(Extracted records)
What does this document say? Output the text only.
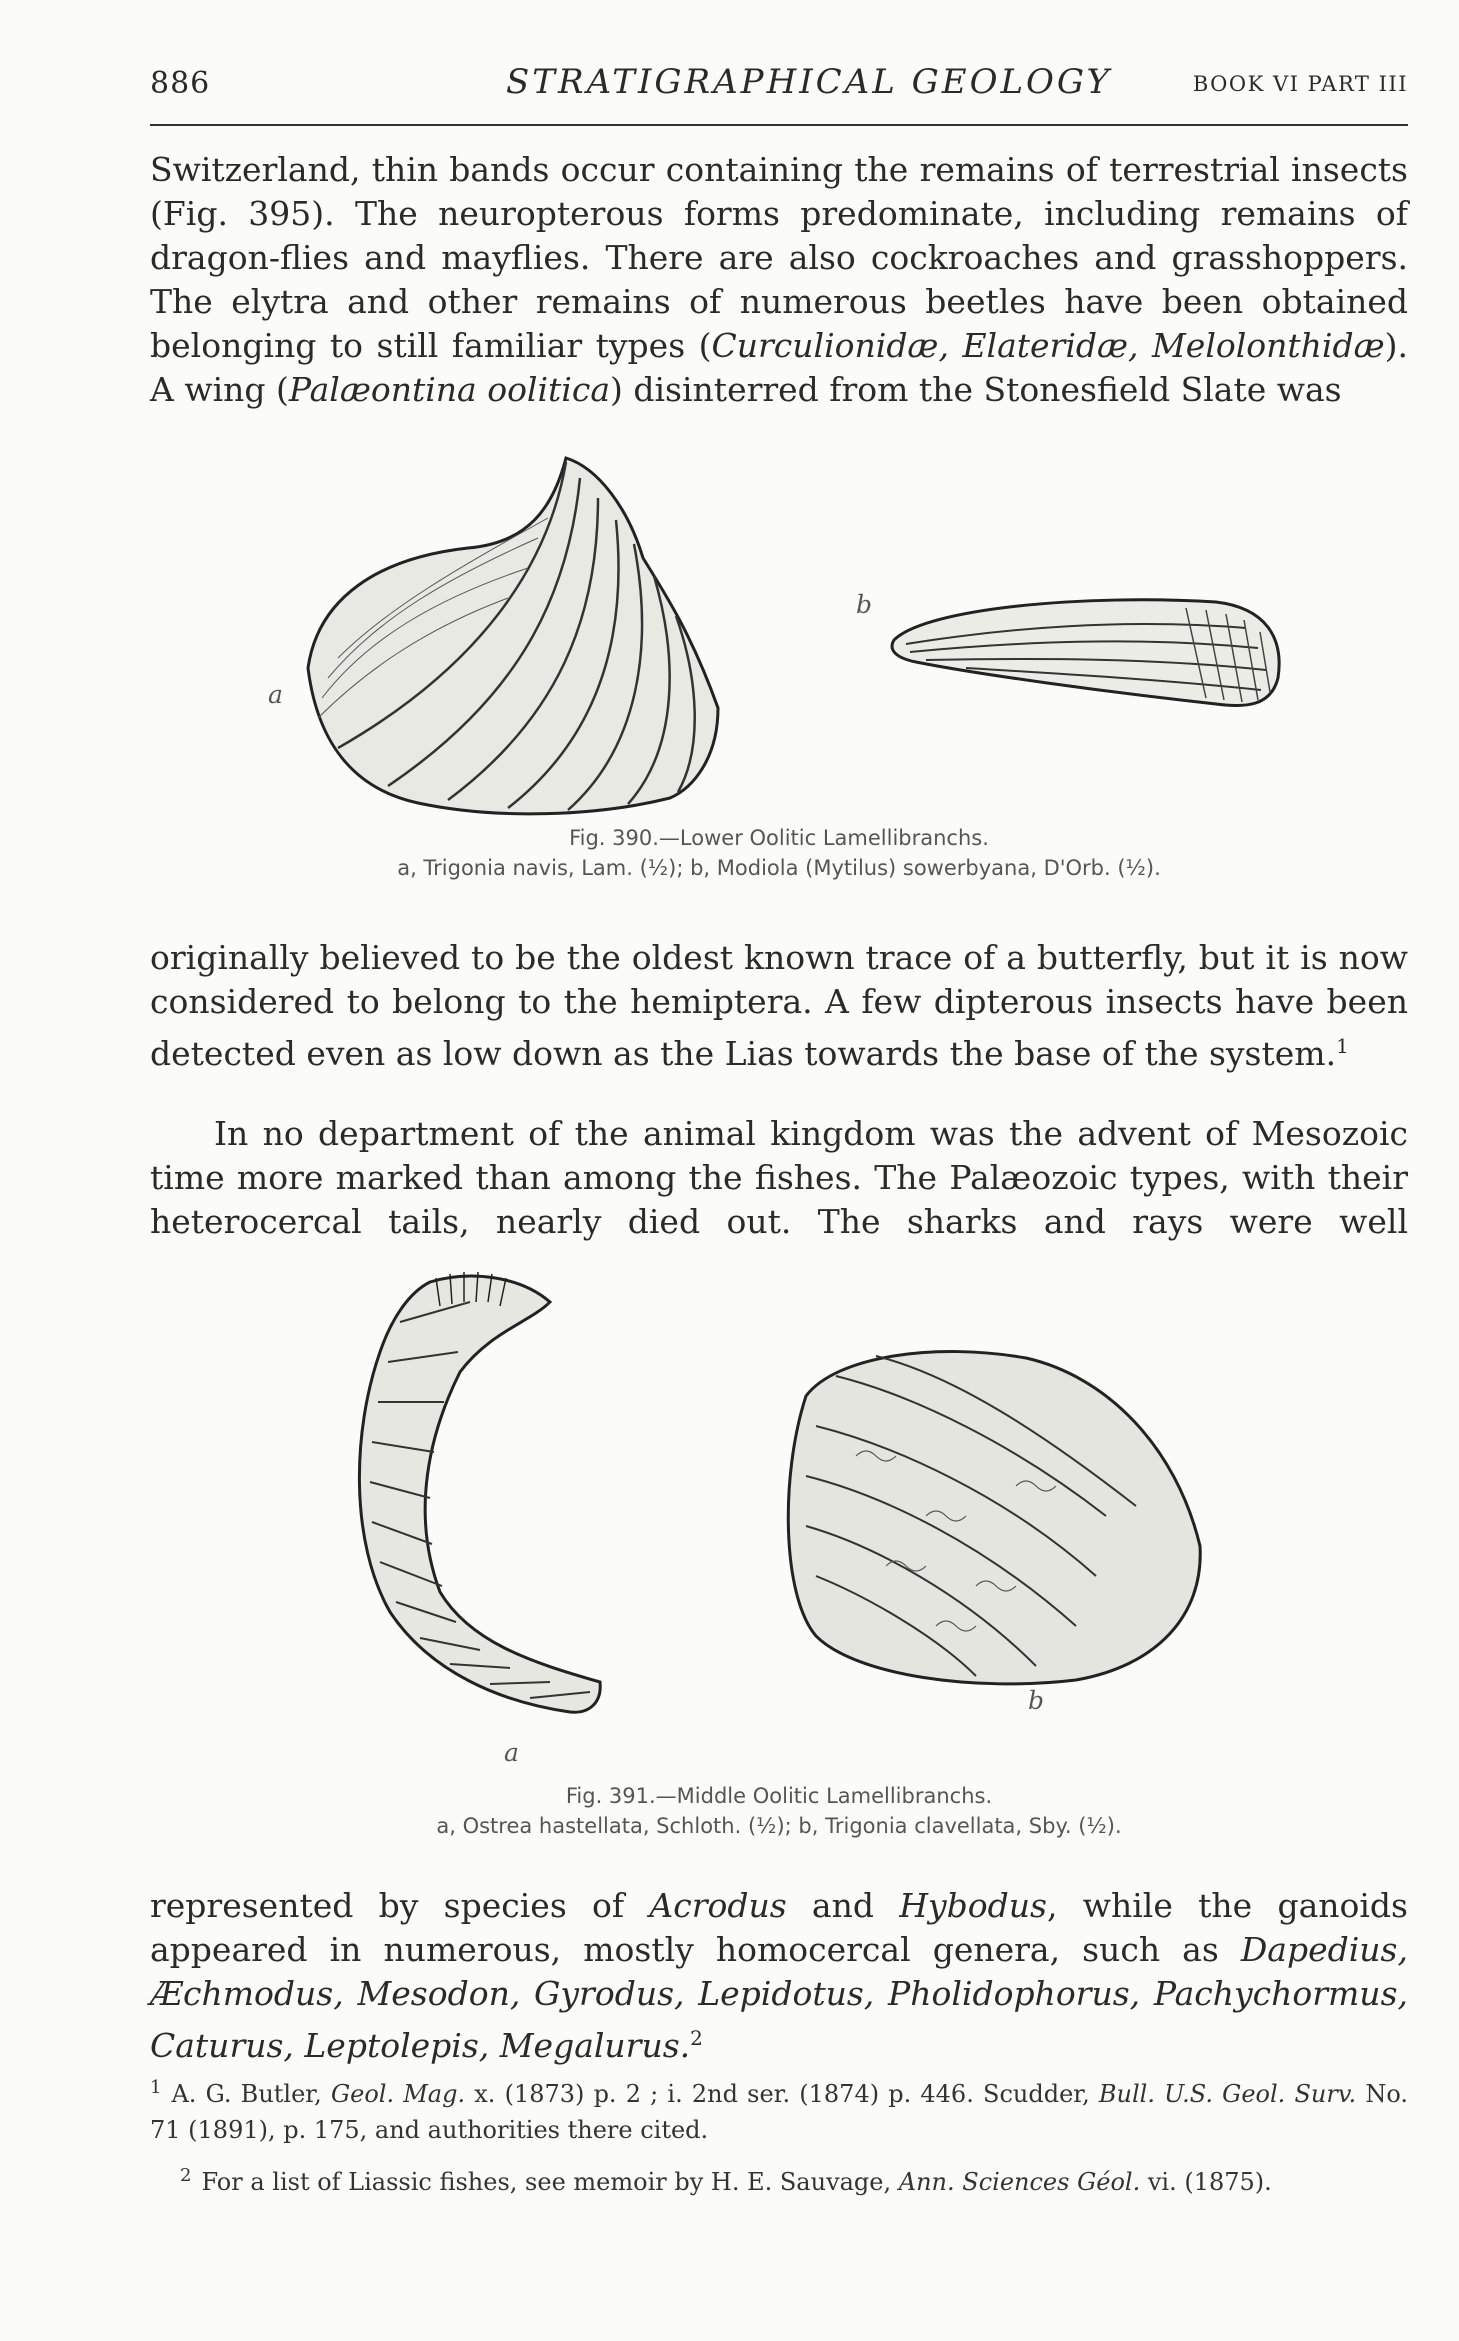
886	STRATIGRAPHICAL GEOLOGY	BOOK VI PART III

Switzerland, thin bands occur containing the remains of terrestrial insects (Fig. 395). The neuropterous forms predominate, including remains of dragon-flies and mayflies. There are also cockroaches and grasshoppers. The elytra and other remains of numerous beetles have been obtained belonging to still familiar types (Curculionidæ, Elateridæ, Melolonthidæ). A wing (Palæontina oolitica) disinterred from the Stonesfield Slate was

a
b
Fig. 390.—Lower Oolitic Lamellibranchs.
a, Trigonia navis, Lam. (½); b, Modiola (Mytilus) sowerbyana, D'Orb. (½).

originally believed to be the oldest known trace of a butterfly, but it is now considered to belong to the hemiptera. A few dipterous insects have been detected even as low down as the Lias towards the base of the system.$^1$

In no department of the animal kingdom was the advent of Mesozoic time more marked than among the fishes. The Palæozoic types, with their heterocercal tails, nearly died out. The sharks and rays were well

a
b
Fig. 391.—Middle Oolitic Lamellibranchs.
a, Ostrea hastellata, Schloth. (½); b, Trigonia clavellata, Sby. (½).

represented by species of Acrodus and Hybodus, while the ganoids appeared in numerous, mostly homocercal genera, such as Dapedius, Æchmodus, Mesodon, Gyrodus, Lepidotus, Pholidophorus, Pachychormus, Caturus, Leptolepis, Megalurus.$^2$

$^1$ A. G. Butler, Geol. Mag. x. (1873) p. 2 ; i. 2nd ser. (1874) p. 446. Scudder, Bull. U.S. Geol. Surv. No. 71 (1891), p. 175, and authorities there cited.

$^2$ For a list of Liassic fishes, see memoir by H. E. Sauvage, Ann. Sciences Géol. vi. (1875).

Given problem: Transcribe every entry word for word, but skip the pictures.

Output for this exercise:
What does this document say? Output the text only.
886	STRATIGRAPHICAL GEOLOGY	BOOK VI PART III

Switzerland, thin bands occur containing the remains of terrestrial insects (Fig. 395). The neuropterous forms predominate, including remains of dragon-flies and mayflies. There are also cockroaches and grasshoppers. The elytra and other remains of numerous beetles have been obtained belonging to still familiar types (Curculionidæ, Elateridæ, Melolonthidæ). A wing (Palæontina oolitica) disinterred from the Stonesfield Slate was

a
b
Fig. 390.—Lower Oolitic Lamellibranchs.
a, Trigonia navis, Lam. (½); b, Modiola (Mytilus) sowerbyana, D'Orb. (½).

originally believed to be the oldest known trace of a butterfly, but it is now considered to belong to the hemiptera. A few dipterous insects have been detected even as low down as the Lias towards the base of the system.$^1$

In no department of the animal kingdom was the advent of Mesozoic time more marked than among the fishes. The Palæozoic types, with their heterocercal tails, nearly died out. The sharks and rays were well

a
b
Fig. 391.—Middle Oolitic Lamellibranchs.
a, Ostrea hastellata, Schloth. (½); b, Trigonia clavellata, Sby. (½).

represented by species of Acrodus and Hybodus, while the ganoids appeared in numerous, mostly homocercal genera, such as Dapedius, Æchmodus, Mesodon, Gyrodus, Lepidotus, Pholidophorus, Pachychormus, Caturus, Leptolepis, Megalurus.$^2$

$^1$ A. G. Butler, Geol. Mag. x. (1873) p. 2 ; i. 2nd ser. (1874) p. 446. Scudder, Bull. U.S. Geol. Surv. No. 71 (1891), p. 175, and authorities there cited.

$^2$ For a list of Liassic fishes, see memoir by H. E. Sauvage, Ann. Sciences Géol. vi. (1875).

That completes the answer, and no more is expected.